Records about charts and figures
[BEGIN]

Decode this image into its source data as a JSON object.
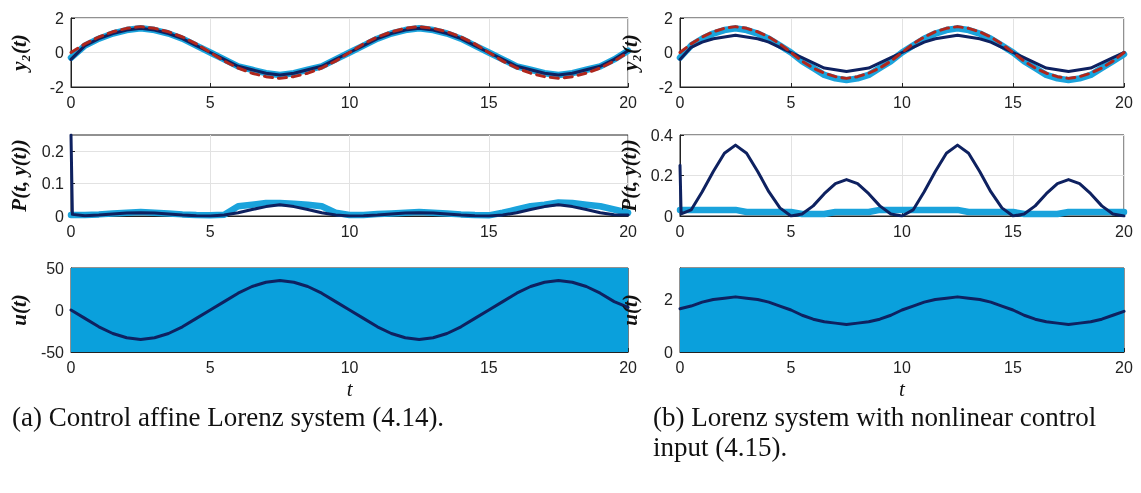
{
  "chart_data": [
    {
      "type": "line",
      "ylabel": "y₂(t)",
      "x": [
        0,
        0.5,
        1,
        1.5,
        2,
        2.5,
        3,
        3.5,
        4,
        4.5,
        5,
        5.5,
        6,
        6.5,
        7,
        7.5,
        8,
        8.5,
        9,
        9.5,
        10,
        10.5,
        11,
        11.5,
        12,
        12.5,
        13,
        13.5,
        14,
        14.5,
        15,
        15.5,
        16,
        16.5,
        17,
        17.5,
        18,
        18.5,
        19,
        19.5,
        20
      ],
      "xlim": [
        0,
        20
      ],
      "xticks": [
        0,
        5,
        10,
        15,
        20
      ],
      "ylim": [
        -2,
        2
      ],
      "yticks": [
        -2,
        0,
        2
      ],
      "grid": true,
      "marker": "none",
      "series": [
        {
          "color": "#1aa3dc",
          "values": [
            -0.3,
            0.4,
            0.8,
            1.1,
            1.3,
            1.4,
            1.3,
            1.1,
            0.8,
            0.4,
            0,
            -0.4,
            -0.8,
            -1.0,
            -1.2,
            -1.3,
            -1.2,
            -1.0,
            -0.8,
            -0.4,
            0,
            0.4,
            0.8,
            1.1,
            1.3,
            1.4,
            1.3,
            1.1,
            0.8,
            0.4,
            0,
            -0.4,
            -0.8,
            -1.0,
            -1.2,
            -1.3,
            -1.2,
            -1.0,
            -0.8,
            -0.4,
            0.1
          ]
        },
        {
          "color": "#0e2160",
          "values": [
            -0.4,
            0.4,
            0.8,
            1.1,
            1.3,
            1.4,
            1.3,
            1.1,
            0.8,
            0.4,
            0,
            -0.4,
            -0.8,
            -1.0,
            -1.2,
            -1.3,
            -1.2,
            -1.0,
            -0.8,
            -0.4,
            0,
            0.4,
            0.8,
            1.1,
            1.3,
            1.4,
            1.3,
            1.1,
            0.8,
            0.4,
            0,
            -0.4,
            -0.8,
            -1.0,
            -1.2,
            -1.3,
            -1.2,
            -1.0,
            -0.8,
            -0.4,
            0.1
          ]
        },
        {
          "color": "#b0261c",
          "line_style": "dashed",
          "values": [
            0,
            0.5,
            0.9,
            1.2,
            1.4,
            1.5,
            1.4,
            1.2,
            0.9,
            0.5,
            0,
            -0.5,
            -0.9,
            -1.2,
            -1.4,
            -1.5,
            -1.4,
            -1.2,
            -0.9,
            -0.5,
            0,
            0.5,
            0.9,
            1.2,
            1.4,
            1.5,
            1.4,
            1.2,
            0.9,
            0.5,
            0,
            -0.5,
            -0.9,
            -1.2,
            -1.4,
            -1.5,
            -1.4,
            -1.2,
            -0.9,
            -0.5,
            0
          ]
        }
      ]
    },
    {
      "type": "line",
      "ylabel": "y₂(t)",
      "x": [
        0,
        0.5,
        1,
        1.5,
        2,
        2.5,
        3,
        3.5,
        4,
        4.5,
        5,
        5.5,
        6,
        6.5,
        7,
        7.5,
        8,
        8.5,
        9,
        9.5,
        10,
        10.5,
        11,
        11.5,
        12,
        12.5,
        13,
        13.5,
        14,
        14.5,
        15,
        15.5,
        16,
        16.5,
        17,
        17.5,
        18,
        18.5,
        19,
        19.5,
        20
      ],
      "xlim": [
        0,
        20
      ],
      "xticks": [
        0,
        5,
        10,
        15,
        20
      ],
      "ylim": [
        -2,
        2
      ],
      "yticks": [
        -2,
        0,
        2
      ],
      "grid": true,
      "marker": "none",
      "series": [
        {
          "color": "#1aa3dc",
          "values": [
            -0.3,
            0.4,
            0.8,
            1.1,
            1.3,
            1.4,
            1.3,
            1.1,
            0.8,
            0.4,
            0,
            -0.5,
            -0.9,
            -1.3,
            -1.5,
            -1.6,
            -1.5,
            -1.3,
            -0.9,
            -0.5,
            0,
            0.4,
            0.8,
            1.1,
            1.3,
            1.4,
            1.3,
            1.1,
            0.8,
            0.4,
            0,
            -0.5,
            -0.9,
            -1.3,
            -1.5,
            -1.6,
            -1.5,
            -1.3,
            -0.9,
            -0.5,
            -0.1
          ]
        },
        {
          "color": "#0e2160",
          "values": [
            -0.4,
            0.3,
            0.6,
            0.8,
            0.9,
            1.0,
            0.9,
            0.8,
            0.6,
            0.3,
            0,
            -0.3,
            -0.6,
            -0.9,
            -1.0,
            -1.1,
            -1.0,
            -0.9,
            -0.6,
            -0.3,
            0,
            0.3,
            0.6,
            0.8,
            0.9,
            1.0,
            0.9,
            0.8,
            0.6,
            0.3,
            0,
            -0.3,
            -0.6,
            -0.9,
            -1.0,
            -1.1,
            -1.0,
            -0.9,
            -0.6,
            -0.3,
            0
          ]
        },
        {
          "color": "#b0261c",
          "line_style": "dashed",
          "values": [
            0,
            0.5,
            0.9,
            1.2,
            1.4,
            1.5,
            1.4,
            1.2,
            0.9,
            0.5,
            0,
            -0.5,
            -0.9,
            -1.2,
            -1.4,
            -1.5,
            -1.4,
            -1.2,
            -0.9,
            -0.5,
            0,
            0.5,
            0.9,
            1.2,
            1.4,
            1.5,
            1.4,
            1.2,
            0.9,
            0.5,
            0,
            -0.5,
            -0.9,
            -1.2,
            -1.4,
            -1.5,
            -1.4,
            -1.2,
            -0.9,
            -0.5,
            0
          ]
        }
      ]
    },
    {
      "type": "line",
      "ylabel": "P(t, y(t))",
      "x": [
        0,
        0.5,
        1,
        1.5,
        2,
        2.5,
        3,
        3.5,
        4,
        4.5,
        5,
        5.5,
        6,
        6.5,
        7,
        7.5,
        8,
        8.5,
        9,
        9.5,
        10,
        10.5,
        11,
        11.5,
        12,
        12.5,
        13,
        13.5,
        14,
        14.5,
        15,
        15.5,
        16,
        16.5,
        17,
        17.5,
        18,
        18.5,
        19,
        19.5,
        20
      ],
      "xlim": [
        0,
        20
      ],
      "xticks": [
        0,
        5,
        10,
        15,
        20
      ],
      "ylim": [
        0,
        0.25
      ],
      "yticks": [
        0,
        0.1,
        0.2
      ],
      "grid": true,
      "marker": "none",
      "series": [
        {
          "color": "#1aa3dc",
          "values": [
            0.003,
            0.003,
            0.005,
            0.008,
            0.01,
            0.012,
            0.01,
            0.008,
            0.005,
            0.003,
            0.002,
            0.004,
            0.03,
            0.035,
            0.04,
            0.04,
            0.038,
            0.035,
            0.03,
            0.01,
            0.003,
            0.003,
            0.006,
            0.008,
            0.01,
            0.012,
            0.01,
            0.008,
            0.005,
            0.003,
            0.002,
            0.01,
            0.02,
            0.03,
            0.035,
            0.042,
            0.04,
            0.035,
            0.03,
            0.02,
            0.01
          ]
        },
        {
          "color": "#0e2160",
          "x": [
            0,
            0.05,
            0.5,
            1,
            1.5,
            2,
            2.5,
            3,
            3.5,
            4,
            4.5,
            5,
            5.5,
            6,
            6.5,
            7,
            7.5,
            8,
            8.5,
            9,
            9.5,
            10,
            10.5,
            11,
            11.5,
            12,
            12.5,
            13,
            13.5,
            14,
            14.5,
            15,
            15.5,
            16,
            16.5,
            17,
            17.5,
            18,
            18.5,
            19,
            19.5,
            20
          ],
          "values": [
            0.25,
            0.005,
            0.001,
            0.003,
            0.006,
            0.009,
            0.01,
            0.009,
            0.006,
            0.003,
            0.001,
            0,
            0.003,
            0.01,
            0.02,
            0.029,
            0.035,
            0.029,
            0.02,
            0.01,
            0.003,
            0,
            0.001,
            0.003,
            0.006,
            0.009,
            0.01,
            0.009,
            0.006,
            0.003,
            0.001,
            0,
            0.003,
            0.01,
            0.02,
            0.029,
            0.035,
            0.029,
            0.02,
            0.01,
            0.004,
            0.003
          ]
        }
      ]
    },
    {
      "type": "line",
      "ylabel": "P(t, y(t))",
      "x": [
        0,
        0.5,
        1,
        1.5,
        2,
        2.5,
        3,
        3.5,
        4,
        4.5,
        5,
        5.5,
        6,
        6.5,
        7,
        7.5,
        8,
        8.5,
        9,
        9.5,
        10,
        10.5,
        11,
        11.5,
        12,
        12.5,
        13,
        13.5,
        14,
        14.5,
        15,
        15.5,
        16,
        16.5,
        17,
        17.5,
        18,
        18.5,
        19,
        19.5,
        20
      ],
      "xlim": [
        0,
        20
      ],
      "xticks": [
        0,
        5,
        10,
        15,
        20
      ],
      "ylim": [
        0,
        0.4
      ],
      "yticks": [
        0,
        0.2,
        0.4
      ],
      "grid": true,
      "marker": "none",
      "series": [
        {
          "color": "#1aa3dc",
          "values": [
            0.03,
            0.03,
            0.03,
            0.03,
            0.03,
            0.03,
            0.02,
            0.02,
            0.02,
            0.02,
            0.02,
            0.01,
            0.01,
            0.01,
            0.02,
            0.02,
            0.02,
            0.02,
            0.03,
            0.03,
            0.03,
            0.03,
            0.03,
            0.03,
            0.03,
            0.03,
            0.02,
            0.02,
            0.02,
            0.02,
            0.02,
            0.01,
            0.01,
            0.01,
            0.01,
            0.02,
            0.02,
            0.02,
            0.02,
            0.02,
            0.02
          ]
        },
        {
          "color": "#0e2160",
          "x": [
            0,
            0.05,
            0.5,
            1,
            1.5,
            2,
            2.5,
            3,
            3.5,
            4,
            4.5,
            5,
            5.5,
            6,
            6.5,
            7,
            7.5,
            8,
            8.5,
            9,
            9.5,
            10,
            10.5,
            11,
            11.5,
            12,
            12.5,
            13,
            13.5,
            14,
            14.5,
            15,
            15.5,
            16,
            16.5,
            17,
            17.5,
            18,
            18.5,
            19,
            19.5,
            20
          ],
          "values": [
            0.25,
            0.01,
            0.03,
            0.12,
            0.22,
            0.31,
            0.35,
            0.31,
            0.22,
            0.12,
            0.04,
            0,
            0.01,
            0.05,
            0.11,
            0.16,
            0.18,
            0.16,
            0.11,
            0.05,
            0.01,
            0,
            0.03,
            0.12,
            0.22,
            0.31,
            0.35,
            0.31,
            0.22,
            0.12,
            0.04,
            0,
            0.01,
            0.05,
            0.11,
            0.16,
            0.18,
            0.16,
            0.11,
            0.05,
            0.01,
            0
          ]
        }
      ]
    },
    {
      "type": "line",
      "ylabel": "u(t)",
      "xlabel": "t",
      "x": [
        0,
        0.5,
        1,
        1.5,
        2,
        2.5,
        3,
        3.5,
        4,
        4.5,
        5,
        5.5,
        6,
        6.5,
        7,
        7.5,
        8,
        8.5,
        9,
        9.5,
        10,
        10.5,
        11,
        11.5,
        12,
        12.5,
        13,
        13.5,
        14,
        14.5,
        15,
        15.5,
        16,
        16.5,
        17,
        17.5,
        18,
        18.5,
        19,
        19.5,
        20
      ],
      "xlim": [
        0,
        20
      ],
      "xticks": [
        0,
        5,
        10,
        15,
        20
      ],
      "ylim": [
        -50,
        50
      ],
      "yticks": [
        -50,
        0,
        50
      ],
      "marker": "none",
      "bands": [
        {
          "axis": "y",
          "from": -50,
          "to": 50,
          "color": "#0aa0dc"
        }
      ],
      "series": [
        {
          "color": "#0e2160",
          "values": [
            0,
            -10,
            -20,
            -28,
            -33,
            -35,
            -33,
            -28,
            -20,
            -10,
            0,
            10,
            20,
            28,
            33,
            35,
            33,
            28,
            20,
            10,
            0,
            -10,
            -20,
            -28,
            -33,
            -35,
            -33,
            -28,
            -20,
            -10,
            0,
            10,
            20,
            28,
            33,
            35,
            33,
            28,
            20,
            10,
            3
          ]
        }
      ],
      "annotations": [
        "(a) Control affine Lorenz system (4.14)."
      ]
    },
    {
      "type": "line",
      "ylabel": "u(t)",
      "xlabel": "t",
      "x": [
        0,
        0.5,
        1,
        1.5,
        2,
        2.5,
        3,
        3.5,
        4,
        4.5,
        5,
        5.5,
        6,
        6.5,
        7,
        7.5,
        8,
        8.5,
        9,
        9.5,
        10,
        10.5,
        11,
        11.5,
        12,
        12.5,
        13,
        13.5,
        14,
        14.5,
        15,
        15.5,
        16,
        16.5,
        17,
        17.5,
        18,
        18.5,
        19,
        19.5,
        20
      ],
      "xlim": [
        0,
        20
      ],
      "xticks": [
        0,
        5,
        10,
        15,
        20
      ],
      "ylim": [
        0,
        3.2
      ],
      "yticks": [
        0,
        2
      ],
      "marker": "none",
      "bands": [
        {
          "axis": "y",
          "from": 0,
          "to": 3.2,
          "color": "#0aa0dc"
        }
      ],
      "series": [
        {
          "color": "#0e2160",
          "values": [
            1.65,
            1.75,
            1.9,
            2.0,
            2.05,
            2.1,
            2.05,
            2.0,
            1.9,
            1.75,
            1.6,
            1.4,
            1.25,
            1.15,
            1.1,
            1.05,
            1.1,
            1.15,
            1.25,
            1.4,
            1.6,
            1.75,
            1.9,
            2.0,
            2.05,
            2.1,
            2.05,
            2.0,
            1.9,
            1.75,
            1.6,
            1.4,
            1.25,
            1.15,
            1.1,
            1.05,
            1.1,
            1.15,
            1.25,
            1.4,
            1.55
          ]
        }
      ],
      "annotations": [
        "(b) Lorenz system with nonlinear control input (4.15)."
      ]
    }
  ]
}
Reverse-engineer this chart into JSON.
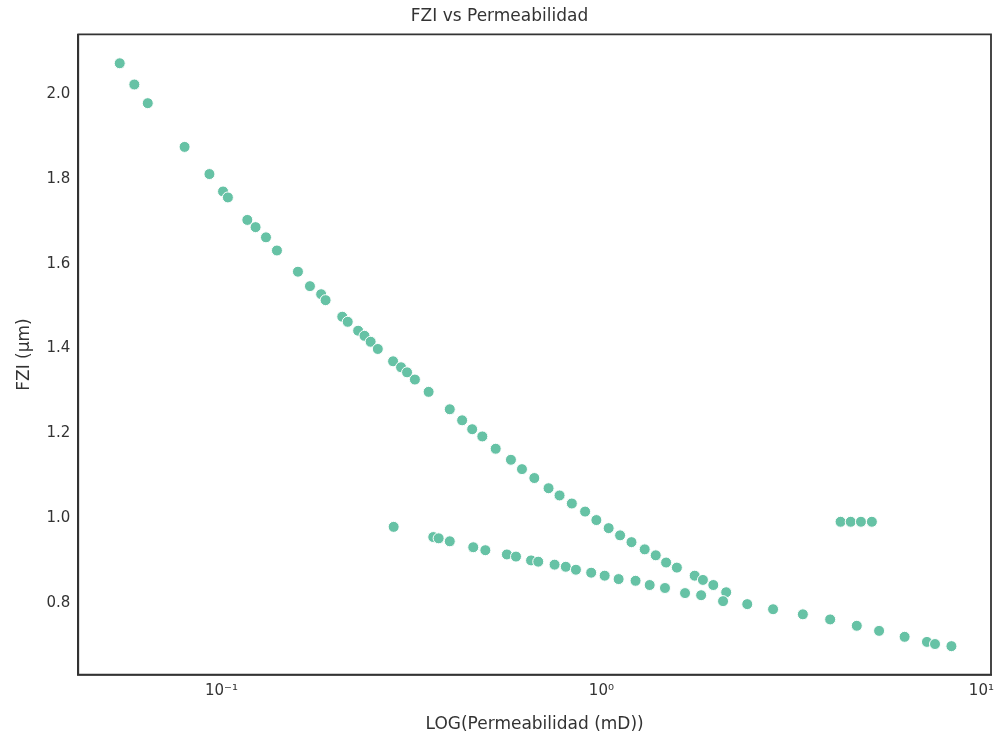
{
  "chart_data": {
    "type": "scatter",
    "title": "FZI vs Permeabilidad",
    "xlabel": "LOG(Permeabilidad (mD))",
    "ylabel": "FZI (µm)",
    "log": "x",
    "grid": false,
    "legend": false,
    "marker": "circle",
    "xlim": [
      0.042,
      10.6
    ],
    "xticks": [
      {
        "value": 0.1,
        "label": "10⁻¹"
      },
      {
        "value": 1,
        "label": "10⁰"
      },
      {
        "value": 10,
        "label": "10¹"
      }
    ],
    "ylim": [
      0.632,
      2.14
    ],
    "yticks": [
      {
        "value": 0.8,
        "label": "0.8"
      },
      {
        "value": 1.0,
        "label": "1.0"
      },
      {
        "value": 1.2,
        "label": "1.2"
      },
      {
        "value": 1.4,
        "label": "1.4"
      },
      {
        "value": 1.6,
        "label": "1.6"
      },
      {
        "value": 1.8,
        "label": "1.8"
      },
      {
        "value": 2.0,
        "label": "2.0"
      }
    ],
    "series": [
      {
        "color": "#66c2a5",
        "x": [
          0.054,
          0.059,
          0.064,
          0.08,
          0.093,
          0.101,
          0.104,
          0.117,
          0.123,
          0.131,
          0.14,
          0.159,
          0.171,
          0.183,
          0.188,
          0.208,
          0.215,
          0.229,
          0.238,
          0.247,
          0.258,
          0.283,
          0.297,
          0.308,
          0.323,
          0.351,
          0.399,
          0.43,
          0.457,
          0.486,
          0.527,
          0.578,
          0.618,
          0.666,
          0.726,
          0.776,
          0.836,
          0.906,
          0.97,
          1.045,
          1.12,
          1.2,
          1.3,
          1.39,
          1.48,
          1.58,
          1.76,
          1.85,
          1.97,
          2.13,
          0.284,
          0.361,
          0.373,
          0.399,
          0.46,
          0.495,
          0.564,
          0.596,
          0.653,
          0.682,
          0.753,
          0.806,
          0.857,
          0.94,
          1.02,
          1.11,
          1.23,
          1.34,
          1.47,
          1.66,
          1.83,
          2.09,
          2.42,
          2.83,
          3.39,
          4.0,
          4.7,
          5.38,
          6.28,
          7.19,
          7.55,
          8.34,
          4.26,
          4.53,
          4.82,
          5.15
        ],
        "values": [
          2.072,
          2.022,
          1.978,
          1.875,
          1.811,
          1.77,
          1.756,
          1.703,
          1.686,
          1.662,
          1.631,
          1.581,
          1.547,
          1.528,
          1.514,
          1.475,
          1.463,
          1.442,
          1.43,
          1.416,
          1.399,
          1.37,
          1.356,
          1.344,
          1.327,
          1.298,
          1.257,
          1.231,
          1.21,
          1.193,
          1.164,
          1.138,
          1.116,
          1.095,
          1.071,
          1.054,
          1.035,
          1.016,
          0.996,
          0.977,
          0.96,
          0.944,
          0.927,
          0.913,
          0.896,
          0.884,
          0.865,
          0.855,
          0.843,
          0.826,
          0.98,
          0.956,
          0.953,
          0.946,
          0.932,
          0.925,
          0.915,
          0.91,
          0.901,
          0.898,
          0.891,
          0.886,
          0.879,
          0.872,
          0.865,
          0.857,
          0.853,
          0.843,
          0.836,
          0.824,
          0.819,
          0.805,
          0.798,
          0.786,
          0.774,
          0.762,
          0.747,
          0.735,
          0.721,
          0.709,
          0.704,
          0.699,
          0.992,
          0.992,
          0.992,
          0.992
        ]
      }
    ]
  }
}
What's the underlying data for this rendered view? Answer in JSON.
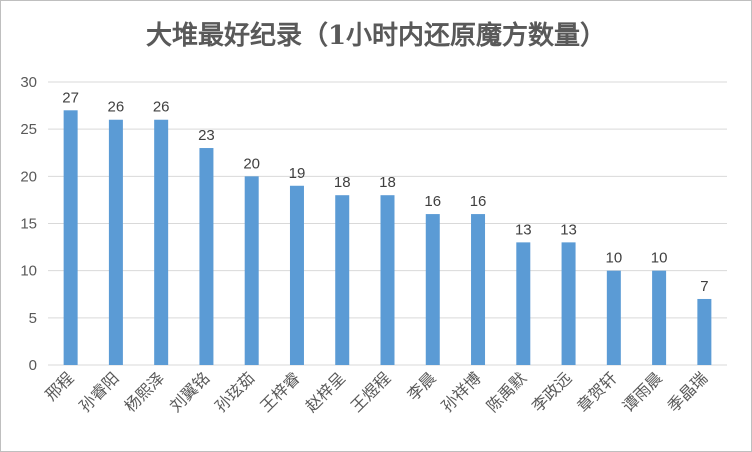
{
  "chart_data": {
    "type": "bar",
    "title": "大堆最好纪录（1小时内还原魔方数量）",
    "categories": [
      "邢程",
      "孙睿阳",
      "杨熙泽",
      "刘翼铭",
      "孙玹茹",
      "王梓睿",
      "赵梓呈",
      "王煜程",
      "李晨",
      "孙祥博",
      "陈禹默",
      "李政远",
      "章贺轩",
      "谭雨晨",
      "季晶瑞"
    ],
    "values": [
      27,
      26,
      26,
      23,
      20,
      19,
      18,
      18,
      16,
      16,
      13,
      13,
      10,
      10,
      7
    ],
    "ylim": [
      0,
      30
    ],
    "yticks": [
      0,
      5,
      10,
      15,
      20,
      25,
      30
    ],
    "xlabel": "",
    "ylabel": "",
    "grid": true,
    "bar_color": "#5b9bd5",
    "grid_color": "#d9d9d9",
    "data_labels": true
  }
}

[END]

Write out exactly the lines from the line holding "What's the underlying" through the last line of the records above, inclusive, and nothing more. Leave out the pictures.

What's the underlying data for this rendered view? Answer in JSON.
{
  "chart_data": {
    "type": "bar",
    "title": "大堆最好纪录（1小时内还原魔方数量）",
    "categories": [
      "邢程",
      "孙睿阳",
      "杨熙泽",
      "刘翼铭",
      "孙玹茹",
      "王梓睿",
      "赵梓呈",
      "王煜程",
      "李晨",
      "孙祥博",
      "陈禹默",
      "李政远",
      "章贺轩",
      "谭雨晨",
      "季晶瑞"
    ],
    "values": [
      27,
      26,
      26,
      23,
      20,
      19,
      18,
      18,
      16,
      16,
      13,
      13,
      10,
      10,
      7
    ],
    "ylim": [
      0,
      30
    ],
    "yticks": [
      0,
      5,
      10,
      15,
      20,
      25,
      30
    ],
    "xlabel": "",
    "ylabel": "",
    "grid": true,
    "bar_color": "#5b9bd5",
    "grid_color": "#d9d9d9",
    "data_labels": true
  }
}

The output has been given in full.